-- START OF Data shown --
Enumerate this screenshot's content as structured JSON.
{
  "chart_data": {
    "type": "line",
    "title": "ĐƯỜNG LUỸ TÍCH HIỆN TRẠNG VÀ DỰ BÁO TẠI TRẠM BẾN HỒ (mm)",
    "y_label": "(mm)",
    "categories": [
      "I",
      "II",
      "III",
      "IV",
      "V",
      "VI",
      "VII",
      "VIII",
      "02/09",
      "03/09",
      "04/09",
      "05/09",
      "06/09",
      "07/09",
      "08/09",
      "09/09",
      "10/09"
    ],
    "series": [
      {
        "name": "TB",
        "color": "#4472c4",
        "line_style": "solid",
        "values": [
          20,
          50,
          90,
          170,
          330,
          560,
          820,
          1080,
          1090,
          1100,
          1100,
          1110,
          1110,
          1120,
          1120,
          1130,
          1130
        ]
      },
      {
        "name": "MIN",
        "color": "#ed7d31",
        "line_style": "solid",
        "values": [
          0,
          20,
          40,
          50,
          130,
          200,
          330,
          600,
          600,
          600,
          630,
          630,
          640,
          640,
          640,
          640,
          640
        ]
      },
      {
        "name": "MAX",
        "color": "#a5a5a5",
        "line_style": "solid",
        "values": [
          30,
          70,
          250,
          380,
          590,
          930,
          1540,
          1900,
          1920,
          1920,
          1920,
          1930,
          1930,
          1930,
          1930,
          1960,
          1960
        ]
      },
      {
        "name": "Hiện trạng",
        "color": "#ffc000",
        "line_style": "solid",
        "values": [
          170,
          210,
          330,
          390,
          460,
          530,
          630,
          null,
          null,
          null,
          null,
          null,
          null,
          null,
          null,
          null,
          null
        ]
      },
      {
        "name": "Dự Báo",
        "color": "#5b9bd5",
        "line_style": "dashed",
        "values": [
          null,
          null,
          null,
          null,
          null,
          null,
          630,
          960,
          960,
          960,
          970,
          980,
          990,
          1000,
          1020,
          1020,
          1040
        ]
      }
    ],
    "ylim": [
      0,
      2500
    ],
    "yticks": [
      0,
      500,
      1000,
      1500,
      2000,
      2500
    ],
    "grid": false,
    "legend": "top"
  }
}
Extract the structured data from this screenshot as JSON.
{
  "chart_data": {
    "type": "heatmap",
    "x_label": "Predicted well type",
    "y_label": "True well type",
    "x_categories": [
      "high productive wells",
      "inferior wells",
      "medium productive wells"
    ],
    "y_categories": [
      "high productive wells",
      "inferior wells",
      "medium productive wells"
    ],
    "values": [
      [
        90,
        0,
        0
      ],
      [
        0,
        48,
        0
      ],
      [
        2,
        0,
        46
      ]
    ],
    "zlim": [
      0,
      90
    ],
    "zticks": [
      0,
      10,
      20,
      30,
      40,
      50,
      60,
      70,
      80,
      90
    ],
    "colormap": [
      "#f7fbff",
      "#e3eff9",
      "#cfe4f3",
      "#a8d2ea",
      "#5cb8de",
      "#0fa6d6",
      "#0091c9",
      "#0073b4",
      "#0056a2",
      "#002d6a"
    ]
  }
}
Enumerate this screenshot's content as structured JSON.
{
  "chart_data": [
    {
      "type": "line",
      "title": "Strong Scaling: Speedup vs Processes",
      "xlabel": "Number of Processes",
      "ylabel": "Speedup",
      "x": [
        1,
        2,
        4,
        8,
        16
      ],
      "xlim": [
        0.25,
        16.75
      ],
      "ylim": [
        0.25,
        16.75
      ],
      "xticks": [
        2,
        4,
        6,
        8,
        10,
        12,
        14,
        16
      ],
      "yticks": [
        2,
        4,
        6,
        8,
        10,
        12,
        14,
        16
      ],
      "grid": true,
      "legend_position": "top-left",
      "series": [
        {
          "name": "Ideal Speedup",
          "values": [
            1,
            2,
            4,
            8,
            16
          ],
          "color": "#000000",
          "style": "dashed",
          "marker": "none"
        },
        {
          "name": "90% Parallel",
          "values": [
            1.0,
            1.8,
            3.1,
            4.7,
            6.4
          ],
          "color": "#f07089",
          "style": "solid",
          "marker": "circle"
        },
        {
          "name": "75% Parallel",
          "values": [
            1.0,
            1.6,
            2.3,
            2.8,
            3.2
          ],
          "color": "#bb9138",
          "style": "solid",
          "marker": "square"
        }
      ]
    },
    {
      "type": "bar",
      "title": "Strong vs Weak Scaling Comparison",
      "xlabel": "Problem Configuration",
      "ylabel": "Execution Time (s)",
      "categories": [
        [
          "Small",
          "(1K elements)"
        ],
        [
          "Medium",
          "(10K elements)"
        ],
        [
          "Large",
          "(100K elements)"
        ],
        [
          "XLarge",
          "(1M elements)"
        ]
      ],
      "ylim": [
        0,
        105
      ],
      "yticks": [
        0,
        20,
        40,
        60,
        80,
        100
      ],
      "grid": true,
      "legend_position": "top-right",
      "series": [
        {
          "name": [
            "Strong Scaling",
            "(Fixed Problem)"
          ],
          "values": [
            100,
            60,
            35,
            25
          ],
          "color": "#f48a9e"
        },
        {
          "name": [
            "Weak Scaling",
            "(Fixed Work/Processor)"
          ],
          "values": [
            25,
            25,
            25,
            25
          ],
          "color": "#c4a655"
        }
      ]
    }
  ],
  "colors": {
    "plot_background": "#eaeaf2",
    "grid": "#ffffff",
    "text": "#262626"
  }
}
-- END OF Data shown --
§ What this task involves
Look through the material above and work out how many of its lines contain "name". State the number only.

§ Task response
10